## Begin Working data

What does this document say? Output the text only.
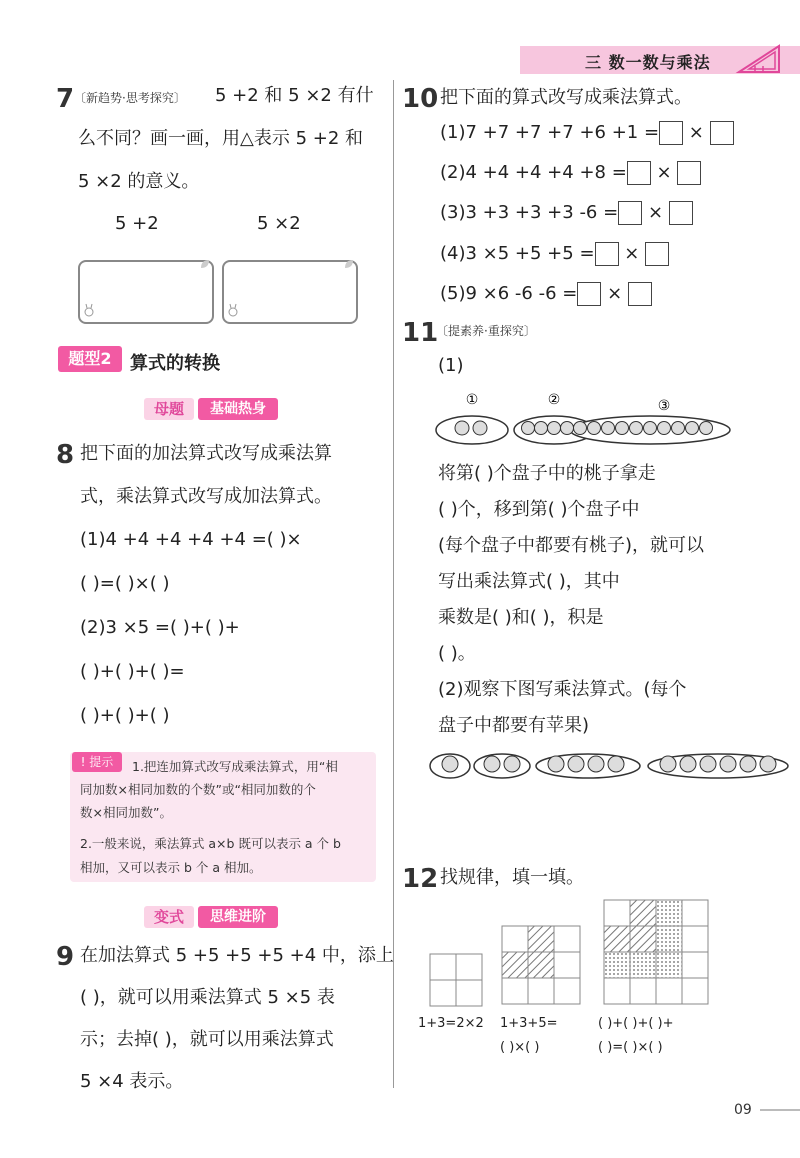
三 数一数与乘法
7 〔新趋势·思考探究〕 5 +2 和 5 ×2 有什
么不同？画一画，用△表示 5 +2 和
5 ×2 的意义。
5 +2	5 ×2
题型2	算式的转换
母题	基础热身
8 把下面的加法算式改写成乘法算
式，乘法算式改写成加法算式。
(1)4 +4 +4 +4 +4 =( )×
( )=( )×( )
(2)3 ×5 =( )+( )+
( )+( )+( )=
( )+( )+( )
! 提示	1.把连加算式改写成乘法算式，用“相
同加数×相同加数的个数”或“相同加数的个
数×相同加数”。
2.一般来说，乘法算式 a×b 既可以表示 a 个 b
相加，又可以表示 b 个 a 相加。
变式	思维进阶
9 在加法算式 5 +5 +5 +5 +4 中，添上
( )，就可以用乘法算式 5 ×5 表
示；去掉( )，就可以用乘法算式
5 ×4 表示。
10 把下面的算式改写成乘法算式。
(1)7 +7 +7 +7 +6 +1 = ×
(2)4 +4 +4 +4 +8 = ×
(3)3 +3 +3 +3 -6 = ×
(4)3 ×5 +5 +5 = ×
(5)9 ×6 -6 -6 = ×
11
〔提素养·重探究〕
(1)
①	②	③
将第( )个盘子中的桃子拿走
( )个，移到第( )个盘子中
(每个盘子中都要有桃子)，就可以
写出乘法算式( )，其中
乘数是( )和( )，积是
( )。
(2)观察下图写乘法算式。(每个
盘子中都要有苹果)
12 找规律，填一填。
1+3=2×2 1+3+5=
( )×( )
( )+( )+( )+
( )=( )×( )
09
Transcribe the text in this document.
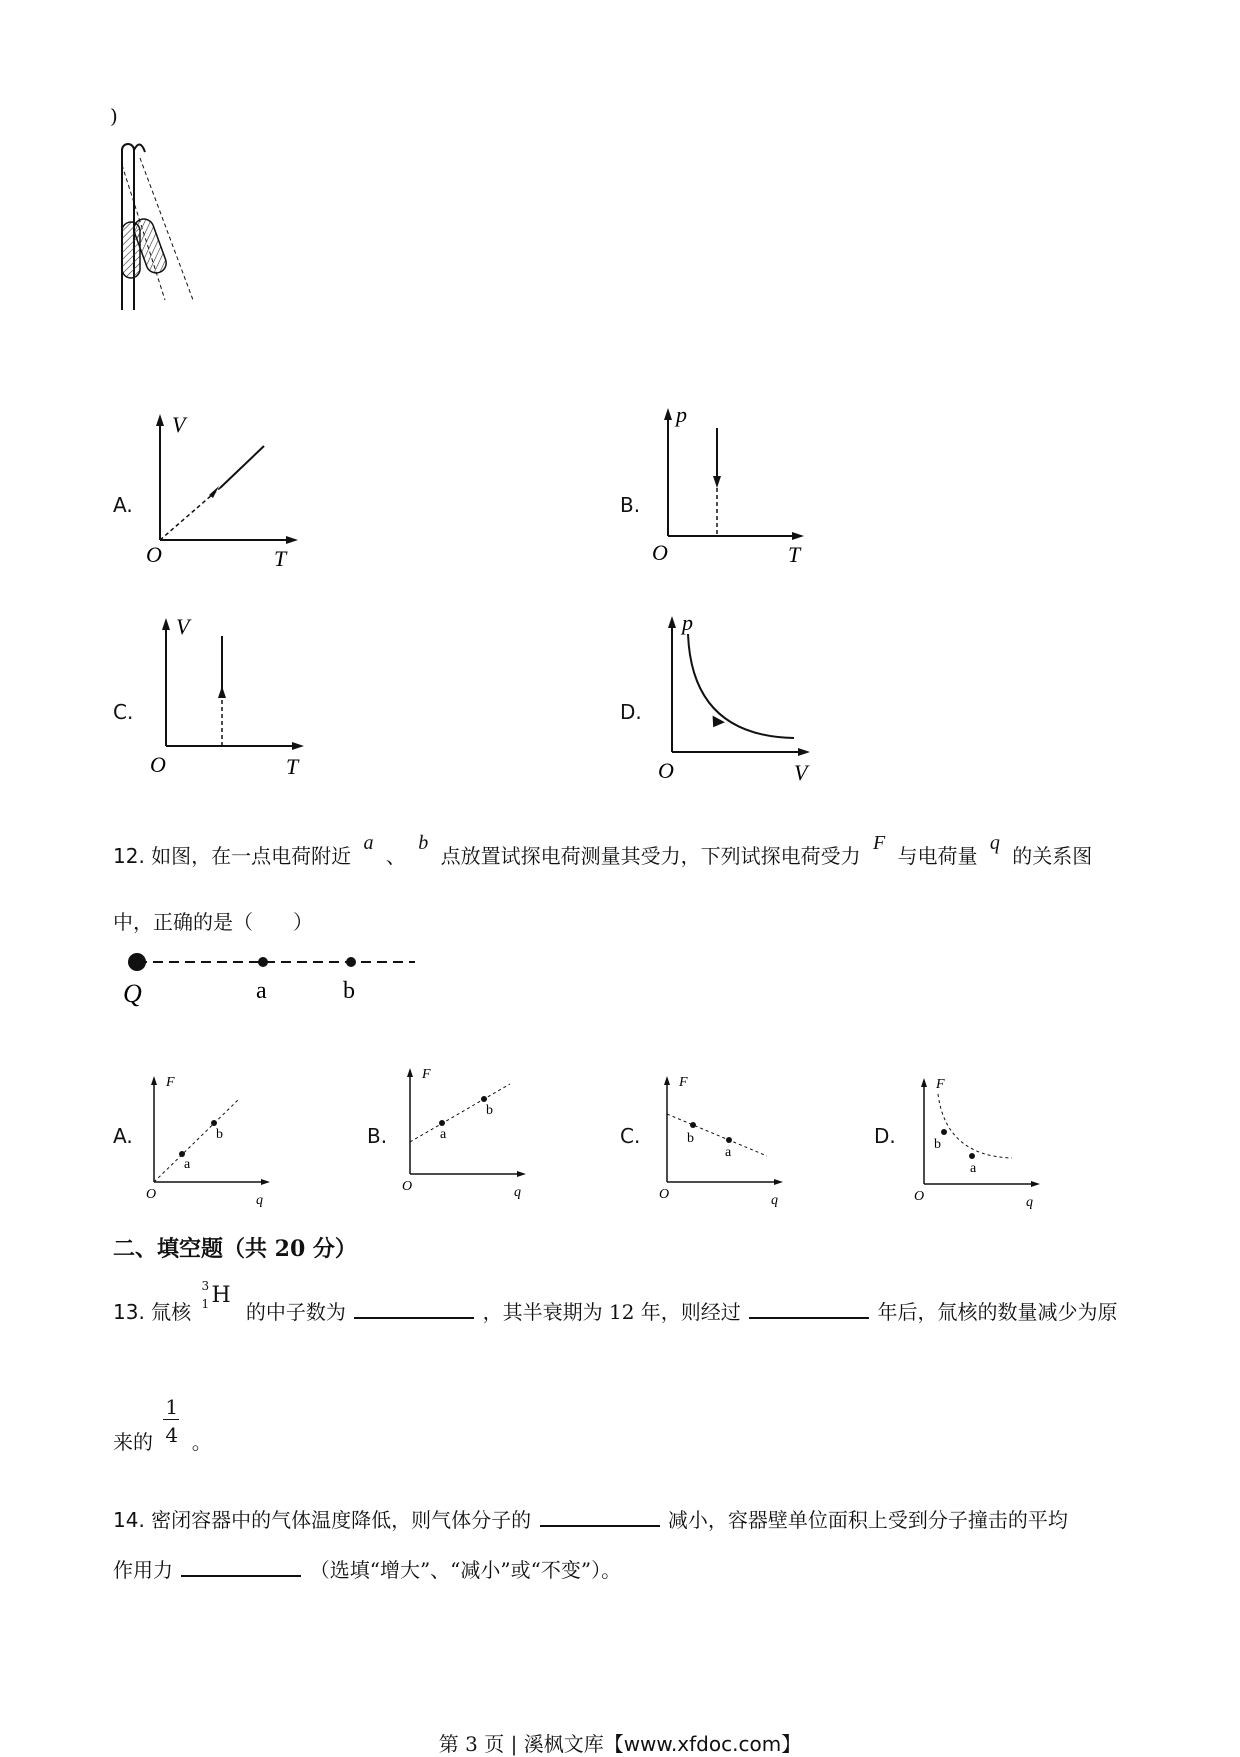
)
A.
V
O	T
B.
p
O	T
C.
V
O	T
D.
p
O	V
12. 如图，在一点电荷附近 a 、 b 点放置试探电荷测量其受力，下列试探电荷受力 F 与电荷量 q 的关系图
中，正确的是（　　）
Q	a	b
A.
a
b
F
O	q
B.	a
b
F
O	q
C.	b
a
F
O	q
D.	b
a
F
O	q
二、填空题（共 20 分）
13. 氚核
3
1 H
的中子数为	，其半衰期为 12 年，则经过	年后，氚核的数量减少为原
来的 $\frac{1}{4}$ 。
14. 密闭容器中的气体温度降低，则气体分子的	减小，容器壁单位面积上受到分子撞击的平均
作用力	（选填“增大”、“减小”或“不变”）。
第 3 页 | 溪枫文库【www.xfdoc.com】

## End Working data

- _Task objective_
Your answer should be a single number: the count of lines in the material above that contain "this".

- _Correct answer_
2